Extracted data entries
################
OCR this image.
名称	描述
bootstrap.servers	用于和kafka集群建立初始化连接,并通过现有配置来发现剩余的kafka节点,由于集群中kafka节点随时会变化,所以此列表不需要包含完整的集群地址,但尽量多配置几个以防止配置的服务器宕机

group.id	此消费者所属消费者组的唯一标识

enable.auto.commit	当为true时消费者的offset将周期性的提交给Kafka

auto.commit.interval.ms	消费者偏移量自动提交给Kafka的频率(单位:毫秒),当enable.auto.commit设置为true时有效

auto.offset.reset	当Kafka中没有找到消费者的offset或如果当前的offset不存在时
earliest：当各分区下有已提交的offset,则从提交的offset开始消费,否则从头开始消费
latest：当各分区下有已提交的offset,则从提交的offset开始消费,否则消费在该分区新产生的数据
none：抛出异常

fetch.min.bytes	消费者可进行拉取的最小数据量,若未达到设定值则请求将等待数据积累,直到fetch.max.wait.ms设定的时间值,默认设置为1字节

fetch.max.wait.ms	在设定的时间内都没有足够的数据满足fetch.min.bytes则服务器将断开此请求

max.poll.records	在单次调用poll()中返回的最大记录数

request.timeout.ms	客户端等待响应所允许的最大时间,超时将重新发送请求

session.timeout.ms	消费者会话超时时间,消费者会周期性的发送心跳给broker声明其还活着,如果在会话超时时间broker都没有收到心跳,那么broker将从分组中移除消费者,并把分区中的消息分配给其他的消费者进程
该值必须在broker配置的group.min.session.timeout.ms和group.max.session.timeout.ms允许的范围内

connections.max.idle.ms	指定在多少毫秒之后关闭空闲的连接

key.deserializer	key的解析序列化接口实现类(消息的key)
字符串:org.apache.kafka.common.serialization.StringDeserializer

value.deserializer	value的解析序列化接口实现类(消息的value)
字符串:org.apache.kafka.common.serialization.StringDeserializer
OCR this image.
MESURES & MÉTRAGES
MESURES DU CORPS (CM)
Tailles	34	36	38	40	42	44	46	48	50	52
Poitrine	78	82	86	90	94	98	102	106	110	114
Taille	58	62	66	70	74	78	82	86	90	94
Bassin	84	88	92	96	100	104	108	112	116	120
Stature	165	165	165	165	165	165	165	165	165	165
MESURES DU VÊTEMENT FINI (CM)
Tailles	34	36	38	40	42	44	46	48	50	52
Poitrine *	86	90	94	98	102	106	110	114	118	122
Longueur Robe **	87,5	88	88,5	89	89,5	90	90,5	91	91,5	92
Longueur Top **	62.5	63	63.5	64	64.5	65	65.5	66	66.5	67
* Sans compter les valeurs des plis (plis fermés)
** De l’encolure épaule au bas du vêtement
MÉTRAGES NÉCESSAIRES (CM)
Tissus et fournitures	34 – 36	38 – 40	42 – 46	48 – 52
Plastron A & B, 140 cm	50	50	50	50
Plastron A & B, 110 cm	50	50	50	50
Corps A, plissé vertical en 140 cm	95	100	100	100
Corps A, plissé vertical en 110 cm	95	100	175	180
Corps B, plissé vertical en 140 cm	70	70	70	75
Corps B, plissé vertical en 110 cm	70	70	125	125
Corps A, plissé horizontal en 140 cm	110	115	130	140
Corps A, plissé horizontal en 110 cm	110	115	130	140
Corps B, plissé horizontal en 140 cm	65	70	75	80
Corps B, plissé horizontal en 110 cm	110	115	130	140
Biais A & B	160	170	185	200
################
INSTRUCTIONS FOR THE TASK:
Each of the records should be retyped exactly.

RESPONSE TO THIS EXERCISE:
OCR this image.
名称	描述
bootstrap.servers	用于和kafka集群建立初始化连接,并通过现有配置来发现剩余的kafka节点,由于集群中kafka节点随时会变化,所以此列表不需要包含完整的集群地址,但尽量多配置几个以防止配置的服务器宕机

group.id	此消费者所属消费者组的唯一标识

enable.auto.commit	当为true时消费者的offset将周期性的提交给Kafka

auto.commit.interval.ms	消费者偏移量自动提交给Kafka的频率(单位:毫秒),当enable.auto.commit设置为true时有效

auto.offset.reset	当Kafka中没有找到消费者的offset或如果当前的offset不存在时
earliest：当各分区下有已提交的offset,则从提交的offset开始消费,否则从头开始消费
latest：当各分区下有已提交的offset,则从提交的offset开始消费,否则消费在该分区新产生的数据
none：抛出异常

fetch.min.bytes	消费者可进行拉取的最小数据量,若未达到设定值则请求将等待数据积累,直到fetch.max.wait.ms设定的时间值,默认设置为1字节

fetch.max.wait.ms	在设定的时间内都没有足够的数据满足fetch.min.bytes则服务器将断开此请求

max.poll.records	在单次调用poll()中返回的最大记录数

request.timeout.ms	客户端等待响应所允许的最大时间,超时将重新发送请求

session.timeout.ms	消费者会话超时时间,消费者会周期性的发送心跳给broker声明其还活着,如果在会话超时时间broker都没有收到心跳,那么broker将从分组中移除消费者,并把分区中的消息分配给其他的消费者进程
该值必须在broker配置的group.min.session.timeout.ms和group.max.session.timeout.ms允许的范围内

connections.max.idle.ms	指定在多少毫秒之后关闭空闲的连接

key.deserializer	key的解析序列化接口实现类(消息的key)
字符串:org.apache.kafka.common.serialization.StringDeserializer

value.deserializer	value的解析序列化接口实现类(消息的value)
字符串:org.apache.kafka.common.serialization.StringDeserializer
OCR this image.
MESURES & MÉTRAGES
MESURES DU CORPS (CM)
Tailles	34	36	38	40	42	44	46	48	50	52
Poitrine	78	82	86	90	94	98	102	106	110	114
Taille	58	62	66	70	74	78	82	86	90	94
Bassin	84	88	92	96	100	104	108	112	116	120
Stature	165	165	165	165	165	165	165	165	165	165
MESURES DU VÊTEMENT FINI (CM)
Tailles	34	36	38	40	42	44	46	48	50	52
Poitrine *	86	90	94	98	102	106	110	114	118	122
Longueur Robe **	87,5	88	88,5	89	89,5	90	90,5	91	91,5	92
Longueur Top **	62.5	63	63.5	64	64.5	65	65.5	66	66.5	67
* Sans compter les valeurs des plis (plis fermés)
** De l’encolure épaule au bas du vêtement
MÉTRAGES NÉCESSAIRES (CM)
Tissus et fournitures	34 – 36	38 – 40	42 – 46	48 – 52
Plastron A & B, 140 cm	50	50	50	50
Plastron A & B, 110 cm	50	50	50	50
Corps A, plissé vertical en 140 cm	95	100	100	100
Corps A, plissé vertical en 110 cm	95	100	175	180
Corps B, plissé vertical en 140 cm	70	70	70	75
Corps B, plissé vertical en 110 cm	70	70	125	125
Corps A, plissé horizontal en 140 cm	110	115	130	140
Corps A, plissé horizontal en 110 cm	110	115	130	140
Corps B, plissé horizontal en 140 cm	65	70	75	80
Corps B, plissé horizontal en 110 cm	110	115	130	140
Biais A & B	160	170	185	200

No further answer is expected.